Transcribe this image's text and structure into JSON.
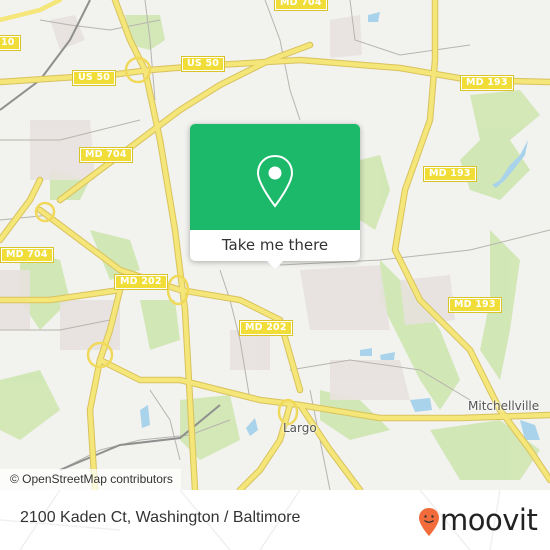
{
  "map": {
    "road_labels": [
      {
        "id": "i-10-partial",
        "text": "10"
      },
      {
        "id": "md-704-top",
        "text": "MD 704"
      },
      {
        "id": "us-50-left",
        "text": "US 50"
      },
      {
        "id": "us-50-right",
        "text": "US 50"
      },
      {
        "id": "md-193-top",
        "text": "MD 193"
      },
      {
        "id": "md-704-center",
        "text": "MD 704"
      },
      {
        "id": "md-193-mid",
        "text": "MD 193"
      },
      {
        "id": "md-704-left",
        "text": "MD 704"
      },
      {
        "id": "md-202-left",
        "text": "MD 202"
      },
      {
        "id": "md-202-center",
        "text": "MD 202"
      },
      {
        "id": "md-193-lower",
        "text": "MD 193"
      }
    ],
    "places": [
      {
        "id": "largo",
        "text": "Largo"
      },
      {
        "id": "mitchellville",
        "text": "Mitchellville"
      }
    ],
    "attribution": "© OpenStreetMap contributors"
  },
  "popup": {
    "icon": "map-pin-icon",
    "action_label": "Take me there",
    "accent_color": "#1db96b"
  },
  "footer": {
    "address": "2100 Kaden Ct, Washington / Baltimore",
    "brand": "moovit",
    "brand_color": "#f26b3a"
  }
}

● ● ●

Problem to work on:
Repeat the records above exactly, leaving out any pictures they contain.

Solution:
Transcribe this image's text and structure into JSON.
{
  "map": {
    "road_labels": [
      {
        "id": "i-10-partial",
        "text": "10"
      },
      {
        "id": "md-704-top",
        "text": "MD 704"
      },
      {
        "id": "us-50-left",
        "text": "US 50"
      },
      {
        "id": "us-50-right",
        "text": "US 50"
      },
      {
        "id": "md-193-top",
        "text": "MD 193"
      },
      {
        "id": "md-704-center",
        "text": "MD 704"
      },
      {
        "id": "md-193-mid",
        "text": "MD 193"
      },
      {
        "id": "md-704-left",
        "text": "MD 704"
      },
      {
        "id": "md-202-left",
        "text": "MD 202"
      },
      {
        "id": "md-202-center",
        "text": "MD 202"
      },
      {
        "id": "md-193-lower",
        "text": "MD 193"
      }
    ],
    "places": [
      {
        "id": "largo",
        "text": "Largo"
      },
      {
        "id": "mitchellville",
        "text": "Mitchellville"
      }
    ],
    "attribution": "© OpenStreetMap contributors"
  },
  "popup": {
    "icon": "map-pin-icon",
    "action_label": "Take me there",
    "accent_color": "#1db96b"
  },
  "footer": {
    "address": "2100 Kaden Ct, Washington / Baltimore",
    "brand": "moovit",
    "brand_color": "#f26b3a"
  }
}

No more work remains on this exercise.